What is asked:
Retype everything in the listing, leaving each line exactly as it is.

Entries:
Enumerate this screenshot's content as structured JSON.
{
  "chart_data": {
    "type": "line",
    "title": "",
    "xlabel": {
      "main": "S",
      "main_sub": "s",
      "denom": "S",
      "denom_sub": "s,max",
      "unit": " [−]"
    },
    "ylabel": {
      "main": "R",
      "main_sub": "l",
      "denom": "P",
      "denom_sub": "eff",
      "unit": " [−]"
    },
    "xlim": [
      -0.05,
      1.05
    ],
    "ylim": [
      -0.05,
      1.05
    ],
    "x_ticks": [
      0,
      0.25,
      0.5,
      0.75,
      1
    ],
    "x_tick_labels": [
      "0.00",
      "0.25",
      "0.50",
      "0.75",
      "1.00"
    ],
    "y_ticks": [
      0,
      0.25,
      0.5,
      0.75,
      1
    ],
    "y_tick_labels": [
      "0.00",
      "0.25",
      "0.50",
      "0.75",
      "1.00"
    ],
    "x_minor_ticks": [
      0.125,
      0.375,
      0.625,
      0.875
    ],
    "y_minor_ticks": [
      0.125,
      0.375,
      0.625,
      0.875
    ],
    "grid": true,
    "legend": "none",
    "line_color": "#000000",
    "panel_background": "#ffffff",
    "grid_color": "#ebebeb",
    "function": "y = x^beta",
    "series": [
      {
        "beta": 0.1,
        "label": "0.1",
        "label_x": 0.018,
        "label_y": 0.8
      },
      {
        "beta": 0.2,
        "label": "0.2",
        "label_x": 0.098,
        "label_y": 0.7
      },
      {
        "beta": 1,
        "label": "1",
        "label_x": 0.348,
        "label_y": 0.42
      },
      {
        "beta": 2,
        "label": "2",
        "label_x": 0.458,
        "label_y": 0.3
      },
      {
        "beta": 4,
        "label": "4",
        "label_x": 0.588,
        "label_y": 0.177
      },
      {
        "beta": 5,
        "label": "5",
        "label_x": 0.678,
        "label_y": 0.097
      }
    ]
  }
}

Response to the exercise:
Enumerate this screenshot's content as structured JSON.
{
  "chart_data": {
    "type": "line",
    "title": "",
    "xlabel": {
      "main": "S",
      "main_sub": "s",
      "denom": "S",
      "denom_sub": "s,max",
      "unit": " [−]"
    },
    "ylabel": {
      "main": "R",
      "main_sub": "l",
      "denom": "P",
      "denom_sub": "eff",
      "unit": " [−]"
    },
    "xlim": [
      -0.05,
      1.05
    ],
    "ylim": [
      -0.05,
      1.05
    ],
    "x_ticks": [
      0,
      0.25,
      0.5,
      0.75,
      1
    ],
    "x_tick_labels": [
      "0.00",
      "0.25",
      "0.50",
      "0.75",
      "1.00"
    ],
    "y_ticks": [
      0,
      0.25,
      0.5,
      0.75,
      1
    ],
    "y_tick_labels": [
      "0.00",
      "0.25",
      "0.50",
      "0.75",
      "1.00"
    ],
    "x_minor_ticks": [
      0.125,
      0.375,
      0.625,
      0.875
    ],
    "y_minor_ticks": [
      0.125,
      0.375,
      0.625,
      0.875
    ],
    "grid": true,
    "legend": "none",
    "line_color": "#000000",
    "panel_background": "#ffffff",
    "grid_color": "#ebebeb",
    "function": "y = x^beta",
    "series": [
      {
        "beta": 0.1,
        "label": "0.1",
        "label_x": 0.018,
        "label_y": 0.8
      },
      {
        "beta": 0.2,
        "label": "0.2",
        "label_x": 0.098,
        "label_y": 0.7
      },
      {
        "beta": 1,
        "label": "1",
        "label_x": 0.348,
        "label_y": 0.42
      },
      {
        "beta": 2,
        "label": "2",
        "label_x": 0.458,
        "label_y": 0.3
      },
      {
        "beta": 4,
        "label": "4",
        "label_x": 0.588,
        "label_y": 0.177
      },
      {
        "beta": 5,
        "label": "5",
        "label_x": 0.678,
        "label_y": 0.097
      }
    ]
  }
}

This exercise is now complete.